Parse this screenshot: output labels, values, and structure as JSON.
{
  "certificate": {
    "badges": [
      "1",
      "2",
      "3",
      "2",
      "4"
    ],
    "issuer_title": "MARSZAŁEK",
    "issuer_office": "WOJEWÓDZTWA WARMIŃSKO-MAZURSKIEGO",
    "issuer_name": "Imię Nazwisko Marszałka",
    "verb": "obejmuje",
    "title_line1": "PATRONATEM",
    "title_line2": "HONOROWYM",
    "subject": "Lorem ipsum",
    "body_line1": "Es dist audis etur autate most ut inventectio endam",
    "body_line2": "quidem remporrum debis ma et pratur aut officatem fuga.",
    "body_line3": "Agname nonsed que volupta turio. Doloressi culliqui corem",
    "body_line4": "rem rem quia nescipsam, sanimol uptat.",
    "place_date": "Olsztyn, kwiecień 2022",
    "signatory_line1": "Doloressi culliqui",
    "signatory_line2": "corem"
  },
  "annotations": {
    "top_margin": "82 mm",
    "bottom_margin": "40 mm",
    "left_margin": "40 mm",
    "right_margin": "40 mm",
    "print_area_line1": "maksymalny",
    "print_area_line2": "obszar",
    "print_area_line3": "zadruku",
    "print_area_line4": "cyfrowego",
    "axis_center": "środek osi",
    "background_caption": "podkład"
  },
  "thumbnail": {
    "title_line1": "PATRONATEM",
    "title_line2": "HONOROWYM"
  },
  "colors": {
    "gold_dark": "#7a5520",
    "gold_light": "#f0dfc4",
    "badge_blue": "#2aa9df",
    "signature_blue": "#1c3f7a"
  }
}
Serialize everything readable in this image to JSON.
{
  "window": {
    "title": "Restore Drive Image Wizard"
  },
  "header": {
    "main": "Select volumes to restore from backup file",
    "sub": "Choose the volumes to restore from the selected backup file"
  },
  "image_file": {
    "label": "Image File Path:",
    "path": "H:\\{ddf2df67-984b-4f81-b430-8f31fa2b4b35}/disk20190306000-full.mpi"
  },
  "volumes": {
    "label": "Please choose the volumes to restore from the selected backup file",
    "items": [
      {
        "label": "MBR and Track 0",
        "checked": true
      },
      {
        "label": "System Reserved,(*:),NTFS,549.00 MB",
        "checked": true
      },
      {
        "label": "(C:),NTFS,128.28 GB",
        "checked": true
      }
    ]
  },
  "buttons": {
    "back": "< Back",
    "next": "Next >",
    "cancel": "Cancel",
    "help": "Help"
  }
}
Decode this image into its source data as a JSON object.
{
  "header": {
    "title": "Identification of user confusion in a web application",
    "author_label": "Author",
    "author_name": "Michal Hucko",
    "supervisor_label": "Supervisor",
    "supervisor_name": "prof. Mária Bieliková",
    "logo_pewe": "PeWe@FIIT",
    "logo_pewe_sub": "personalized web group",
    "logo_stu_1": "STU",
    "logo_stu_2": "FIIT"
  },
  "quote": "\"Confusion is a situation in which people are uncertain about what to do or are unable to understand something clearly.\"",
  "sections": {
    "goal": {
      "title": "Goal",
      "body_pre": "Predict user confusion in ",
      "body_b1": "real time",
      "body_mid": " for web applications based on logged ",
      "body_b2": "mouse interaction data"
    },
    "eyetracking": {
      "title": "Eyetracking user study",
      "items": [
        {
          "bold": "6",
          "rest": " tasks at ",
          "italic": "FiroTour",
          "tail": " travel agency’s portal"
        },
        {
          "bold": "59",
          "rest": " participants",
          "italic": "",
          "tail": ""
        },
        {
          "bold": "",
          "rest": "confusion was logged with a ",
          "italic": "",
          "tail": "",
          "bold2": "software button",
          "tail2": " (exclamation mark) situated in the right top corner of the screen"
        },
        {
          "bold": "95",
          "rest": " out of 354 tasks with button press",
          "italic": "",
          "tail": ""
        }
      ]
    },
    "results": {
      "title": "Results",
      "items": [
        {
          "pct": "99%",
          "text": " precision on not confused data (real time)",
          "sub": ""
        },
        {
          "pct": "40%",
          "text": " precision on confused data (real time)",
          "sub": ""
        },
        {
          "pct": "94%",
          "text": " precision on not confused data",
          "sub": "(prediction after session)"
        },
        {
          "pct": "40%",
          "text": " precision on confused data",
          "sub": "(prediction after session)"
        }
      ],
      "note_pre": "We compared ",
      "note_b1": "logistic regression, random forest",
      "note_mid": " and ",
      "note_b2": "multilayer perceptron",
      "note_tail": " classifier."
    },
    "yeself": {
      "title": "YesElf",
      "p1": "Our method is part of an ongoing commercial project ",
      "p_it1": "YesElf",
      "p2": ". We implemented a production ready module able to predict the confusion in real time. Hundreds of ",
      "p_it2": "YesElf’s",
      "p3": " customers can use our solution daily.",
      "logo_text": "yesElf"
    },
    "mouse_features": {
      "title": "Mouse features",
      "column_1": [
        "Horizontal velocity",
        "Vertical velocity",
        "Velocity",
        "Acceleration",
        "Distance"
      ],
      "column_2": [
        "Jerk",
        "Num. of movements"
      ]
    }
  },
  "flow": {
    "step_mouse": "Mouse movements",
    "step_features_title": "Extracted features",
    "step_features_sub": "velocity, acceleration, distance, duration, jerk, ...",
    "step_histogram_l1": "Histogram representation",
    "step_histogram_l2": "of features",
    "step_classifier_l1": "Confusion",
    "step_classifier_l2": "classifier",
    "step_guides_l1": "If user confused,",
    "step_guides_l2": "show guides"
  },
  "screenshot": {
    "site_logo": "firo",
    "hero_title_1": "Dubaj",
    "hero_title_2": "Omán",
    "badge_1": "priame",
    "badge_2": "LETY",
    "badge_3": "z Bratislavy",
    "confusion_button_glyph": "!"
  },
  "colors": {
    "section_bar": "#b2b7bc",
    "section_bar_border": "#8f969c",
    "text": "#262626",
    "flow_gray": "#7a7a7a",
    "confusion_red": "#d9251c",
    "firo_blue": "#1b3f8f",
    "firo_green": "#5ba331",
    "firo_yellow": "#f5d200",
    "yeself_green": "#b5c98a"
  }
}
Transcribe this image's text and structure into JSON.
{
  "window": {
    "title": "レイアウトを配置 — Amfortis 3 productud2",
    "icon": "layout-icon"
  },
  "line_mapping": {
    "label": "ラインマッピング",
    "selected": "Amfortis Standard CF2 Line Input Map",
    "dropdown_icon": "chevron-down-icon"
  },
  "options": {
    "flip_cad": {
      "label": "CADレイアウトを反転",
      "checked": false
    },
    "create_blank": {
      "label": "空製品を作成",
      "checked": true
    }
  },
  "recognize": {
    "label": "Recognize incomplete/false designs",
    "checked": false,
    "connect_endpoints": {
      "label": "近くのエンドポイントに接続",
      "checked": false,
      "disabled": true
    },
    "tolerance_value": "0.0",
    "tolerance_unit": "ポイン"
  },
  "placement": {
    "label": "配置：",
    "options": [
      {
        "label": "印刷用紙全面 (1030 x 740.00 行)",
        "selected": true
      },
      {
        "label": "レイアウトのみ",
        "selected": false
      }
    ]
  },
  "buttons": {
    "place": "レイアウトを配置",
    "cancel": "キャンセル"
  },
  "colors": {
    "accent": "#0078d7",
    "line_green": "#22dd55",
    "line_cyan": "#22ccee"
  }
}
----
**TASK INSTRUCTIONS**
Exactly reproduce all of the entries.

**RIGHT ANSWER**
Parse this screenshot: output labels, values, and structure as JSON.
{
  "certificate": {
    "badges": [
      "1",
      "2",
      "3",
      "2",
      "4"
    ],
    "issuer_title": "MARSZAŁEK",
    "issuer_office": "WOJEWÓDZTWA WARMIŃSKO-MAZURSKIEGO",
    "issuer_name": "Imię Nazwisko Marszałka",
    "verb": "obejmuje",
    "title_line1": "PATRONATEM",
    "title_line2": "HONOROWYM",
    "subject": "Lorem ipsum",
    "body_line1": "Es dist audis etur autate most ut inventectio endam",
    "body_line2": "quidem remporrum debis ma et pratur aut officatem fuga.",
    "body_line3": "Agname nonsed que volupta turio. Doloressi culliqui corem",
    "body_line4": "rem rem quia nescipsam, sanimol uptat.",
    "place_date": "Olsztyn, kwiecień 2022",
    "signatory_line1": "Doloressi culliqui",
    "signatory_line2": "corem"
  },
  "annotations": {
    "top_margin": "82 mm",
    "bottom_margin": "40 mm",
    "left_margin": "40 mm",
    "right_margin": "40 mm",
    "print_area_line1": "maksymalny",
    "print_area_line2": "obszar",
    "print_area_line3": "zadruku",
    "print_area_line4": "cyfrowego",
    "axis_center": "środek osi",
    "background_caption": "podkład"
  },
  "thumbnail": {
    "title_line1": "PATRONATEM",
    "title_line2": "HONOROWYM"
  },
  "colors": {
    "gold_dark": "#7a5520",
    "gold_light": "#f0dfc4",
    "badge_blue": "#2aa9df",
    "signature_blue": "#1c3f7a"
  }
}
Serialize everything readable in this image to JSON.
{
  "window": {
    "title": "Restore Drive Image Wizard"
  },
  "header": {
    "main": "Select volumes to restore from backup file",
    "sub": "Choose the volumes to restore from the selected backup file"
  },
  "image_file": {
    "label": "Image File Path:",
    "path": "H:\\{ddf2df67-984b-4f81-b430-8f31fa2b4b35}/disk20190306000-full.mpi"
  },
  "volumes": {
    "label": "Please choose the volumes to restore from the selected backup file",
    "items": [
      {
        "label": "MBR and Track 0",
        "checked": true
      },
      {
        "label": "System Reserved,(*:),NTFS,549.00 MB",
        "checked": true
      },
      {
        "label": "(C:),NTFS,128.28 GB",
        "checked": true
      }
    ]
  },
  "buttons": {
    "back": "< Back",
    "next": "Next >",
    "cancel": "Cancel",
    "help": "Help"
  }
}
Decode this image into its source data as a JSON object.
{
  "header": {
    "title": "Identification of user confusion in a web application",
    "author_label": "Author",
    "author_name": "Michal Hucko",
    "supervisor_label": "Supervisor",
    "supervisor_name": "prof. Mária Bieliková",
    "logo_pewe": "PeWe@FIIT",
    "logo_pewe_sub": "personalized web group",
    "logo_stu_1": "STU",
    "logo_stu_2": "FIIT"
  },
  "quote": "\"Confusion is a situation in which people are uncertain about what to do or are unable to understand something clearly.\"",
  "sections": {
    "goal": {
      "title": "Goal",
      "body_pre": "Predict user confusion in ",
      "body_b1": "real time",
      "body_mid": " for web applications based on logged ",
      "body_b2": "mouse interaction data"
    },
    "eyetracking": {
      "title": "Eyetracking user study",
      "items": [
        {
          "bold": "6",
          "rest": " tasks at ",
          "italic": "FiroTour",
          "tail": " travel agency’s portal"
        },
        {
          "bold": "59",
          "rest": " participants",
          "italic": "",
          "tail": ""
        },
        {
          "bold": "",
          "rest": "confusion was logged with a ",
          "italic": "",
          "tail": "",
          "bold2": "software button",
          "tail2": " (exclamation mark) situated in the right top corner of the screen"
        },
        {
          "bold": "95",
          "rest": " out of 354 tasks with button press",
          "italic": "",
          "tail": ""
        }
      ]
    },
    "results": {
      "title": "Results",
      "items": [
        {
          "pct": "99%",
          "text": " precision on not confused data (real time)",
          "sub": ""
        },
        {
          "pct": "40%",
          "text": " precision on confused data (real time)",
          "sub": ""
        },
        {
          "pct": "94%",
          "text": " precision on not confused data",
          "sub": "(prediction after session)"
        },
        {
          "pct": "40%",
          "text": " precision on confused data",
          "sub": "(prediction after session)"
        }
      ],
      "note_pre": "We compared ",
      "note_b1": "logistic regression, random forest",
      "note_mid": " and ",
      "note_b2": "multilayer perceptron",
      "note_tail": " classifier."
    },
    "yeself": {
      "title": "YesElf",
      "p1": "Our method is part of an ongoing commercial project ",
      "p_it1": "YesElf",
      "p2": ". We implemented a production ready module able to predict the confusion in real time. Hundreds of ",
      "p_it2": "YesElf’s",
      "p3": " customers can use our solution daily.",
      "logo_text": "yesElf"
    },
    "mouse_features": {
      "title": "Mouse features",
      "column_1": [
        "Horizontal velocity",
        "Vertical velocity",
        "Velocity",
        "Acceleration",
        "Distance"
      ],
      "column_2": [
        "Jerk",
        "Num. of movements"
      ]
    }
  },
  "flow": {
    "step_mouse": "Mouse movements",
    "step_features_title": "Extracted features",
    "step_features_sub": "velocity, acceleration, distance, duration, jerk, ...",
    "step_histogram_l1": "Histogram representation",
    "step_histogram_l2": "of features",
    "step_classifier_l1": "Confusion",
    "step_classifier_l2": "classifier",
    "step_guides_l1": "If user confused,",
    "step_guides_l2": "show guides"
  },
  "screenshot": {
    "site_logo": "firo",
    "hero_title_1": "Dubaj",
    "hero_title_2": "Omán",
    "badge_1": "priame",
    "badge_2": "LETY",
    "badge_3": "z Bratislavy",
    "confusion_button_glyph": "!"
  },
  "colors": {
    "section_bar": "#b2b7bc",
    "section_bar_border": "#8f969c",
    "text": "#262626",
    "flow_gray": "#7a7a7a",
    "confusion_red": "#d9251c",
    "firo_blue": "#1b3f8f",
    "firo_green": "#5ba331",
    "firo_yellow": "#f5d200",
    "yeself_green": "#b5c98a"
  }
}
Transcribe this image's text and structure into JSON.
{
  "window": {
    "title": "レイアウトを配置 — Amfortis 3 productud2",
    "icon": "layout-icon"
  },
  "line_mapping": {
    "label": "ラインマッピング",
    "selected": "Amfortis Standard CF2 Line Input Map",
    "dropdown_icon": "chevron-down-icon"
  },
  "options": {
    "flip_cad": {
      "label": "CADレイアウトを反転",
      "checked": false
    },
    "create_blank": {
      "label": "空製品を作成",
      "checked": true
    }
  },
  "recognize": {
    "label": "Recognize incomplete/false designs",
    "checked": false,
    "connect_endpoints": {
      "label": "近くのエンドポイントに接続",
      "checked": false,
      "disabled": true
    },
    "tolerance_value": "0.0",
    "tolerance_unit": "ポイン"
  },
  "placement": {
    "label": "配置：",
    "options": [
      {
        "label": "印刷用紙全面 (1030 x 740.00 行)",
        "selected": true
      },
      {
        "label": "レイアウトのみ",
        "selected": false
      }
    ]
  },
  "buttons": {
    "place": "レイアウトを配置",
    "cancel": "キャンセル"
  },
  "colors": {
    "accent": "#0078d7",
    "line_green": "#22dd55",
    "line_cyan": "#22ccee"
  }
}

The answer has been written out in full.